**ACTION ITEM**: Only an exact repetition of the entries counts as an answer.

Page content transcription data
========================================
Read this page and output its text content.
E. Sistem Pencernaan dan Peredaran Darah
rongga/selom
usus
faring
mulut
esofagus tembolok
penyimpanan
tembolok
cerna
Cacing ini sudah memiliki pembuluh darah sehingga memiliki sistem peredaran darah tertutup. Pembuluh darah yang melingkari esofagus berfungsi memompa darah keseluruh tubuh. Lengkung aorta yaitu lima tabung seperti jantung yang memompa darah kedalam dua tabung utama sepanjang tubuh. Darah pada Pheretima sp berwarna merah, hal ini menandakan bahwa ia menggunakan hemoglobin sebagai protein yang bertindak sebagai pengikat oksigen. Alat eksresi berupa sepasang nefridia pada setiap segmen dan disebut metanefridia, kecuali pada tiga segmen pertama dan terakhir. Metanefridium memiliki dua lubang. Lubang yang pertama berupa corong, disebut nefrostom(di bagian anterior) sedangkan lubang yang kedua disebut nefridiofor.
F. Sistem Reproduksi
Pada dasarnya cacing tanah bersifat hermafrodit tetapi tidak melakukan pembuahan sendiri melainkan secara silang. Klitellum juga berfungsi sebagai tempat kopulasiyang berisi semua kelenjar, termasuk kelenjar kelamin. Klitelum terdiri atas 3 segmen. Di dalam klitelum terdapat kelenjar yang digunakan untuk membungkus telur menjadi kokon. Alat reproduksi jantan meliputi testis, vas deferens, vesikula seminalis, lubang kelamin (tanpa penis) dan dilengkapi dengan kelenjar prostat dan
========================================
**ANSWER AREA**:
Read this page and output its text content.
E. Sistem Pencernaan dan Peredaran Darah
rongga/selom
usus
faring
mulut
esofagus tembolok
penyimpanan
tembolok
cerna
Cacing ini sudah memiliki pembuluh darah sehingga memiliki sistem peredaran darah tertutup. Pembuluh darah yang melingkari esofagus berfungsi memompa darah keseluruh tubuh. Lengkung aorta yaitu lima tabung seperti jantung yang memompa darah kedalam dua tabung utama sepanjang tubuh. Darah pada Pheretima sp berwarna merah, hal ini menandakan bahwa ia menggunakan hemoglobin sebagai protein yang bertindak sebagai pengikat oksigen. Alat eksresi berupa sepasang nefridia pada setiap segmen dan disebut metanefridia, kecuali pada tiga segmen pertama dan terakhir. Metanefridium memiliki dua lubang. Lubang yang pertama berupa corong, disebut nefrostom(di bagian anterior) sedangkan lubang yang kedua disebut nefridiofor.
F. Sistem Reproduksi
Pada dasarnya cacing tanah bersifat hermafrodit tetapi tidak melakukan pembuahan sendiri melainkan secara silang. Klitellum juga berfungsi sebagai tempat kopulasiyang berisi semua kelenjar, termasuk kelenjar kelamin. Klitelum terdiri atas 3 segmen. Di dalam klitelum terdapat kelenjar yang digunakan untuk membungkus telur menjadi kokon. Alat reproduksi jantan meliputi testis, vas deferens, vesikula seminalis, lubang kelamin (tanpa penis) dan dilengkapi dengan kelenjar prostat dan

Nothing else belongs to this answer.